_DESCRIPTION OF THE TASK_
Rewrite the entries from the line containing "Localize all elements." through the line containing "- column-separator[interactable]: [878, 138, 879, 162]", inclusive, as a two-column CSV with the headers "prompt" and "response". Give one row per request, with its text and its answer each in a single quoted field, replace line breaks with spaces, and leave out the pictures.

_TASK DATA_
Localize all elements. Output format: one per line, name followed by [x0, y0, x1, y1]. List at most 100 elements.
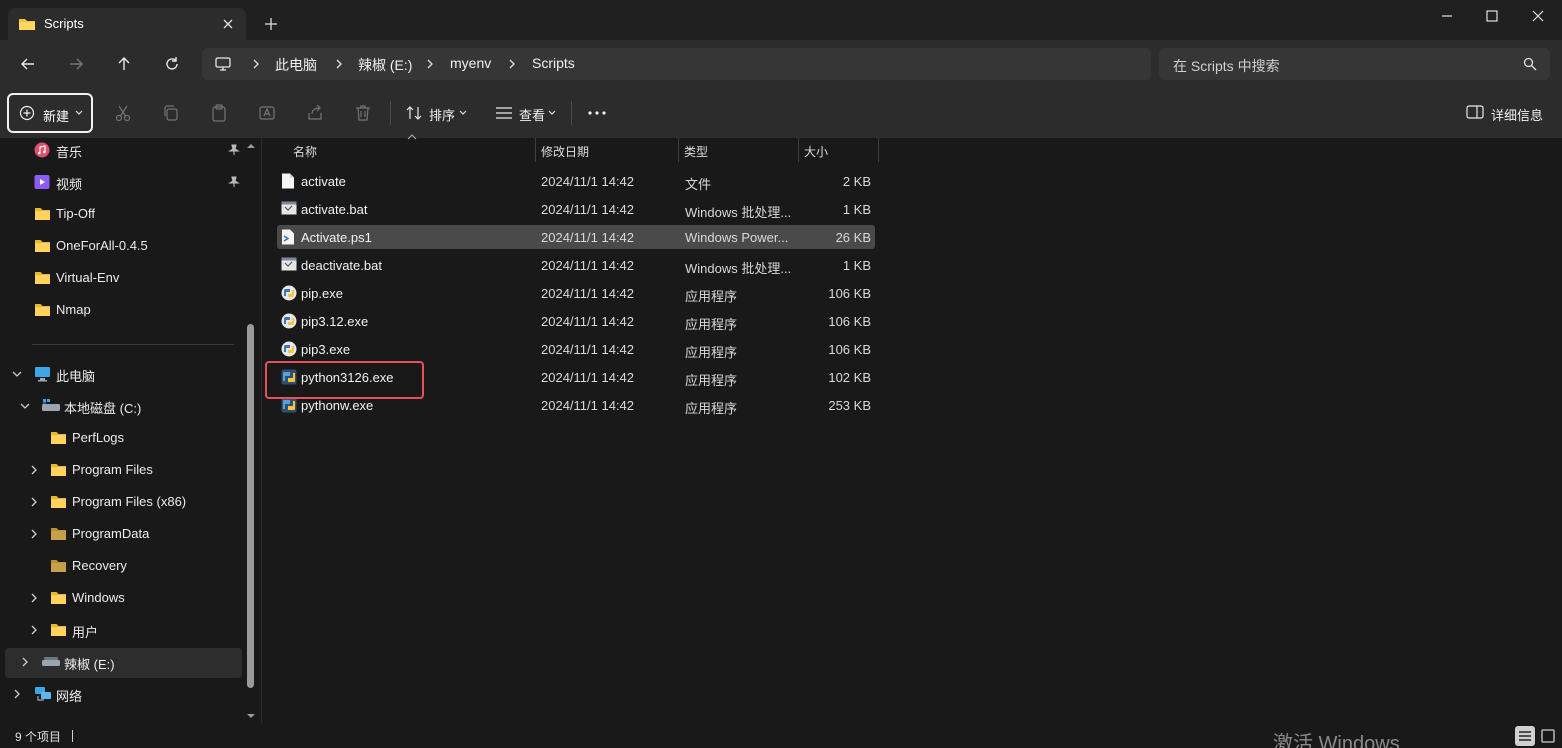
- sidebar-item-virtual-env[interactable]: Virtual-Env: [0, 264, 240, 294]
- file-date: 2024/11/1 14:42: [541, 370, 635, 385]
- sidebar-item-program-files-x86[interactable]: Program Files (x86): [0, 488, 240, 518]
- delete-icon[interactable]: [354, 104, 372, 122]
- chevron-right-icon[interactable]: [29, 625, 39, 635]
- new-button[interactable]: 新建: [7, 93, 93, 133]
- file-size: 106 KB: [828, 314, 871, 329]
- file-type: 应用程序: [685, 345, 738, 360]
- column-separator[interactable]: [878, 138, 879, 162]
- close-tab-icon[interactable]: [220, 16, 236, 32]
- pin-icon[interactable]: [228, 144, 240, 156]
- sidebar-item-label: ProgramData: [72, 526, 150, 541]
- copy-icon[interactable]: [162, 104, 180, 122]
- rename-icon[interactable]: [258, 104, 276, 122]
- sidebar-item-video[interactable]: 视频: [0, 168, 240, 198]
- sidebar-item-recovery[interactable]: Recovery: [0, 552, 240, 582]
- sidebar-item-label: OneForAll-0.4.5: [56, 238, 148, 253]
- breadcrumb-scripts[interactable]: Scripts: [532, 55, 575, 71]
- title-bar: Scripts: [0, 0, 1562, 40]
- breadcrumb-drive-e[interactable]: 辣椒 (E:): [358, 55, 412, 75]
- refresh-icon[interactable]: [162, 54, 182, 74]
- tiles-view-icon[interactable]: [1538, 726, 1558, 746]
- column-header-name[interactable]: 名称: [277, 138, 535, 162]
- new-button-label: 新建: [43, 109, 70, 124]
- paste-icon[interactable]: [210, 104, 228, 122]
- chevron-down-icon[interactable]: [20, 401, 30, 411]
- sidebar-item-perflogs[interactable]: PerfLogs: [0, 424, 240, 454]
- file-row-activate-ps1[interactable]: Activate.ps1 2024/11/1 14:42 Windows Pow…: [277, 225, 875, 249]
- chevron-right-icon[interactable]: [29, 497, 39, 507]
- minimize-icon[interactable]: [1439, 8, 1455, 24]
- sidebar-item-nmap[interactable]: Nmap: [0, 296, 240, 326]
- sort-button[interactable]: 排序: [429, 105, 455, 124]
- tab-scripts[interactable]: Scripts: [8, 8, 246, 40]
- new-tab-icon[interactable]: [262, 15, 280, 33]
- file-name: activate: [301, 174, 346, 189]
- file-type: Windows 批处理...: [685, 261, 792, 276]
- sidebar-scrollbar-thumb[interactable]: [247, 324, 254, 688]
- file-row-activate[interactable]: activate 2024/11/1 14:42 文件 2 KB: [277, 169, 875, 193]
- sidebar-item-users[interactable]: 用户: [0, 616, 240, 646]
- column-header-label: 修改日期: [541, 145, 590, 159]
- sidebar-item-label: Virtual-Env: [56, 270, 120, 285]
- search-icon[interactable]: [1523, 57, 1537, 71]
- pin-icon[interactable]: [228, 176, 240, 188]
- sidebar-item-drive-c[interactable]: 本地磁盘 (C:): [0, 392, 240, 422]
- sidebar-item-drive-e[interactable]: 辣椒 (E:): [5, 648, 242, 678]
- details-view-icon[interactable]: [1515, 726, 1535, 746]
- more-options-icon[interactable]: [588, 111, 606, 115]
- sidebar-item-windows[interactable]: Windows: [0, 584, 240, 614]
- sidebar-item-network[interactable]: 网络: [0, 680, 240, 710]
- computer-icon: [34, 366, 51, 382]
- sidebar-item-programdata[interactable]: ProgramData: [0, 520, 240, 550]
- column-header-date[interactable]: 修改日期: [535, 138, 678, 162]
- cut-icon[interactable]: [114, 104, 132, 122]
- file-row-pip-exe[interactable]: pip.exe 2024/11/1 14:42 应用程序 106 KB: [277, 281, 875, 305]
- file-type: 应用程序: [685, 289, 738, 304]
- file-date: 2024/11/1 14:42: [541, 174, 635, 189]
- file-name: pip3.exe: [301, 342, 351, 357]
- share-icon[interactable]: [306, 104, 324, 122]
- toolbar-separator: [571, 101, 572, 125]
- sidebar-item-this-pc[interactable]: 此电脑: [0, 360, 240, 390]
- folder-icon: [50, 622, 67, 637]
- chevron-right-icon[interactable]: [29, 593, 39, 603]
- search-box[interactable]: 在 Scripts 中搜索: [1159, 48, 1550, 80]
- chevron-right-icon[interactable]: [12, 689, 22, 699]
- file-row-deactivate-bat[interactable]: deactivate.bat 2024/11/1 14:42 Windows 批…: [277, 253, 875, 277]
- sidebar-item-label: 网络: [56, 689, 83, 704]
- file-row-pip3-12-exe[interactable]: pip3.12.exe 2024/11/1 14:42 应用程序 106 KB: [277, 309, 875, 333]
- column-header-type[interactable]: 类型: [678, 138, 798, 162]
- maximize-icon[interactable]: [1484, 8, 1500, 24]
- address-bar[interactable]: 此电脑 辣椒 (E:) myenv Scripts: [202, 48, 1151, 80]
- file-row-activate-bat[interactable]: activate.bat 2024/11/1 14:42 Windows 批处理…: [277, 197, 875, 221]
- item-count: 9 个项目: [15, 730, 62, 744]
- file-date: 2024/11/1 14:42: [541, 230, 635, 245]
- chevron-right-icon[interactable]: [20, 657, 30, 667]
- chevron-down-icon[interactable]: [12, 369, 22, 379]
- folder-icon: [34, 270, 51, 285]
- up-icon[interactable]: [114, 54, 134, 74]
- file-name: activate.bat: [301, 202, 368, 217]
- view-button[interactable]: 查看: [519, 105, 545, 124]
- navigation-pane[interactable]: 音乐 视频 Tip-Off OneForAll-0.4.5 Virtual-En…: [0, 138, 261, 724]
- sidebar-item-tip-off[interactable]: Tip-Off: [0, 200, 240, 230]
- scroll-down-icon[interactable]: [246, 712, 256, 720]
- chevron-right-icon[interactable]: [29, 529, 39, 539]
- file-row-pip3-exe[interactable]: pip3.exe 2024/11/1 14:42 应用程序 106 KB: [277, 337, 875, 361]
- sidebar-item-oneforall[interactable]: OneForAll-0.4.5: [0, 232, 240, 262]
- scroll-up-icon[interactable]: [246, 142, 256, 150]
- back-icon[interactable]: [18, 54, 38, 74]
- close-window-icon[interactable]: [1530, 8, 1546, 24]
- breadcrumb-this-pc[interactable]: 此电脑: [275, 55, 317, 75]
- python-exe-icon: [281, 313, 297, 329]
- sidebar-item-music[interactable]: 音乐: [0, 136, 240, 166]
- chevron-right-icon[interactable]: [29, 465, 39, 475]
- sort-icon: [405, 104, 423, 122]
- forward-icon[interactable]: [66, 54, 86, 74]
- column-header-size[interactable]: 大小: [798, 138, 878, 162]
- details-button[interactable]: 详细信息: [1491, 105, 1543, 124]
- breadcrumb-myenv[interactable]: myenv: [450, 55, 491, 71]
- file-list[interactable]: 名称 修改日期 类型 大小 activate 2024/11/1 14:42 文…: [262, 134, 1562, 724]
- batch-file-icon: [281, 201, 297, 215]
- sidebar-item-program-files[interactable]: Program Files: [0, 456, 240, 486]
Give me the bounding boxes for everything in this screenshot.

...

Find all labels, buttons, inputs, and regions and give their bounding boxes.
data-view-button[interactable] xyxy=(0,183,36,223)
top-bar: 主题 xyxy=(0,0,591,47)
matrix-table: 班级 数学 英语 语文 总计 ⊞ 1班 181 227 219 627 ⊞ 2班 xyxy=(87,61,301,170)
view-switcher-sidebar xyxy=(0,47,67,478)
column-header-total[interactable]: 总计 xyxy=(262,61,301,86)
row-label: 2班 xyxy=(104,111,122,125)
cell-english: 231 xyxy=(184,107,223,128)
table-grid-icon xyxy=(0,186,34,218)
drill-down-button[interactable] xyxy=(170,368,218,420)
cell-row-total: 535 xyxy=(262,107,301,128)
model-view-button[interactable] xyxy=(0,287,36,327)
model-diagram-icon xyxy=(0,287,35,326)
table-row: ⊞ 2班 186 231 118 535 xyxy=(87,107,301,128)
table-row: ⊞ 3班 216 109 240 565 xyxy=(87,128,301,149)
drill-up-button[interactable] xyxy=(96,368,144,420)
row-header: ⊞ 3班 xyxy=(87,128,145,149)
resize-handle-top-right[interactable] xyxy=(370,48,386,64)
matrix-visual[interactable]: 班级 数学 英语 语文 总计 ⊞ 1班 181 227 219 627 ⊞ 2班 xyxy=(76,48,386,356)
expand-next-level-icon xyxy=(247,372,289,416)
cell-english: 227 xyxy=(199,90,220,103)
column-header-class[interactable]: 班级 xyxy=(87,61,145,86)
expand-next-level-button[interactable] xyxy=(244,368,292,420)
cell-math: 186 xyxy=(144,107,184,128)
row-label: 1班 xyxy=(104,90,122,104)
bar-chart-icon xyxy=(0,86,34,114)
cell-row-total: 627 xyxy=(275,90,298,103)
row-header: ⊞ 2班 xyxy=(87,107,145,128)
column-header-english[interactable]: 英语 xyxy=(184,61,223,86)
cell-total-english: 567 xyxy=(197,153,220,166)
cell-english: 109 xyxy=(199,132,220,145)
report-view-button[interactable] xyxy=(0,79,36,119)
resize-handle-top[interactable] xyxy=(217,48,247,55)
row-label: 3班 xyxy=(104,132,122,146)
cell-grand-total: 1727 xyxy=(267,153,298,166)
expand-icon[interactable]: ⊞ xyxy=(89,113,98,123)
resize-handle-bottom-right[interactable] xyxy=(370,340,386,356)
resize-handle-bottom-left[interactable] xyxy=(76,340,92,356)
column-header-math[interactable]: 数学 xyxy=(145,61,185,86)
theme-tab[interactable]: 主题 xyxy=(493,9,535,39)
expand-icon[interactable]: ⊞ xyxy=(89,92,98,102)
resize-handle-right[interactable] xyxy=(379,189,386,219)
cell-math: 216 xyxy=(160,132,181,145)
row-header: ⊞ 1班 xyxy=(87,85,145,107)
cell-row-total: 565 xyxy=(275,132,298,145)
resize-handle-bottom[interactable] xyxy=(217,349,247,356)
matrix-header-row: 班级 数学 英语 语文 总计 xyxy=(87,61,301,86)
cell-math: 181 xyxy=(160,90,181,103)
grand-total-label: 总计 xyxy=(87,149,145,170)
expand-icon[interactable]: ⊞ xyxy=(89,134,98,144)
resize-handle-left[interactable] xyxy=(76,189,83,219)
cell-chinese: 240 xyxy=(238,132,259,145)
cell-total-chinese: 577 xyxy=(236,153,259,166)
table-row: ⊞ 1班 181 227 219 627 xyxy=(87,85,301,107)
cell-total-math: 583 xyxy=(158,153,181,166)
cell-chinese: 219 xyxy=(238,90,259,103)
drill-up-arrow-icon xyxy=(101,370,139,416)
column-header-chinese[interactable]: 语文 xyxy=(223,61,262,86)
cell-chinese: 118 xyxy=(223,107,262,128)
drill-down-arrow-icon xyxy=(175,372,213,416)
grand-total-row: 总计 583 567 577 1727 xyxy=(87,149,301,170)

==

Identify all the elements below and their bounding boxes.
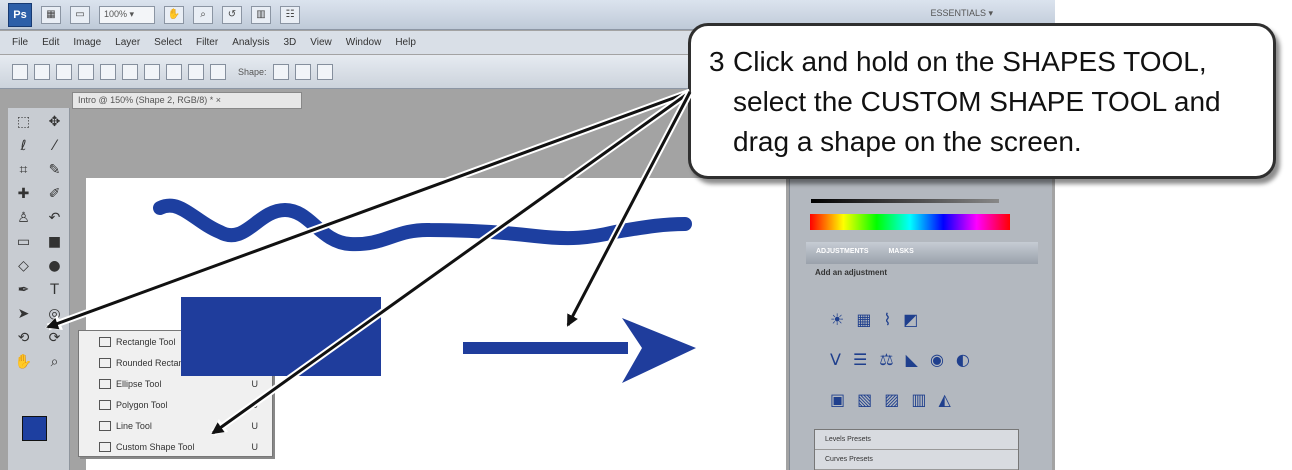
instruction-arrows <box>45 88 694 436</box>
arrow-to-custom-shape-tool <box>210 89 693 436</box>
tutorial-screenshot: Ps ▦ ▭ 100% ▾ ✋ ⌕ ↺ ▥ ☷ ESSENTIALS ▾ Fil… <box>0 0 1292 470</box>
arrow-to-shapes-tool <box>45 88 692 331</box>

_RESPONSE TO THIS EXERCISE_
prompt,response
"Localize all elements. Output format: one per line, name followed by [x0, y0, x1, y1]. List at most 100 elements.","- sidebar-item-virtual-env[interactable]: Virtual-Env: [0, 264, 240, 294] - file-date: 2024/11/1 14:42: [541, 370, 635, 385] - sidebar-item-program-files-x86[interactable]: Program Files (x86): [0, 488, 240, 518] - delete-icon[interactable]: [354, 104, 372, 122] - chevron-right-icon[interactable]: [29, 625, 39, 635] - new-button[interactable]: 新建: [7, 93, 93, 133] - file-size: 106 KB: [828, 314, 871, 329] - file-type: 应用程序: [685, 345, 738, 360] - column-separator[interactable]: [878, 138, 879, 162]"